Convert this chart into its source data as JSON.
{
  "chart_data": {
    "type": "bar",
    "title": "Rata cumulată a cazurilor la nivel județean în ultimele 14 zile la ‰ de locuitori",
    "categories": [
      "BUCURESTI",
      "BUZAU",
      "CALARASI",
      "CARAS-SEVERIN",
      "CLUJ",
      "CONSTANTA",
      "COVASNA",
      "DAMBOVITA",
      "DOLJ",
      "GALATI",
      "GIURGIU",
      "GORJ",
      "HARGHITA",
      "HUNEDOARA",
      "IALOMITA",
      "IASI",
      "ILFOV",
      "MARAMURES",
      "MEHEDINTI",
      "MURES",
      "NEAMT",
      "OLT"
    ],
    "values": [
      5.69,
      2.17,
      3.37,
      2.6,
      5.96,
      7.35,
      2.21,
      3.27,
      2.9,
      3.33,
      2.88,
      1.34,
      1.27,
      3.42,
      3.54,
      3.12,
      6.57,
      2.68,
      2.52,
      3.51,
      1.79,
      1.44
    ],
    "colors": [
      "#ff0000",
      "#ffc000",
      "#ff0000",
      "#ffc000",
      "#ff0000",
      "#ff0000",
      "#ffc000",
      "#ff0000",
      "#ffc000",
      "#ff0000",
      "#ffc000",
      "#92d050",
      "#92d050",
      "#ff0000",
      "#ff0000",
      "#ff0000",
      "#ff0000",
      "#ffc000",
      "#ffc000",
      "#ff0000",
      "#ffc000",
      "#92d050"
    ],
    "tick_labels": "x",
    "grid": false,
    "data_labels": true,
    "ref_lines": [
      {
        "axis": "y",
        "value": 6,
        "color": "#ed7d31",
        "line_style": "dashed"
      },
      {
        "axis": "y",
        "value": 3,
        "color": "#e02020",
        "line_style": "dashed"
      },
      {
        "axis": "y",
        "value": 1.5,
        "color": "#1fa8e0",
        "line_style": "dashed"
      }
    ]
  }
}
━━━━━━━━━━━━━━━━━━━━━━━━━━━━━━
_OBJECTIVE:_
Return all the data exactly as given.

_WRITTEN RESPONSE:_
Convert this chart into its source data as JSON.
{
  "chart_data": {
    "type": "bar",
    "title": "Rata cumulată a cazurilor la nivel județean în ultimele 14 zile la ‰ de locuitori",
    "categories": [
      "BUCURESTI",
      "BUZAU",
      "CALARASI",
      "CARAS-SEVERIN",
      "CLUJ",
      "CONSTANTA",
      "COVASNA",
      "DAMBOVITA",
      "DOLJ",
      "GALATI",
      "GIURGIU",
      "GORJ",
      "HARGHITA",
      "HUNEDOARA",
      "IALOMITA",
      "IASI",
      "ILFOV",
      "MARAMURES",
      "MEHEDINTI",
      "MURES",
      "NEAMT",
      "OLT"
    ],
    "values": [
      5.69,
      2.17,
      3.37,
      2.6,
      5.96,
      7.35,
      2.21,
      3.27,
      2.9,
      3.33,
      2.88,
      1.34,
      1.27,
      3.42,
      3.54,
      3.12,
      6.57,
      2.68,
      2.52,
      3.51,
      1.79,
      1.44
    ],
    "colors": [
      "#ff0000",
      "#ffc000",
      "#ff0000",
      "#ffc000",
      "#ff0000",
      "#ff0000",
      "#ffc000",
      "#ff0000",
      "#ffc000",
      "#ff0000",
      "#ffc000",
      "#92d050",
      "#92d050",
      "#ff0000",
      "#ff0000",
      "#ff0000",
      "#ff0000",
      "#ffc000",
      "#ffc000",
      "#ff0000",
      "#ffc000",
      "#92d050"
    ],
    "tick_labels": "x",
    "grid": false,
    "data_labels": true,
    "ref_lines": [
      {
        "axis": "y",
        "value": 6,
        "color": "#ed7d31",
        "line_style": "dashed"
      },
      {
        "axis": "y",
        "value": 3,
        "color": "#e02020",
        "line_style": "dashed"
      },
      {
        "axis": "y",
        "value": 1.5,
        "color": "#1fa8e0",
        "line_style": "dashed"
      }
    ]
  }
}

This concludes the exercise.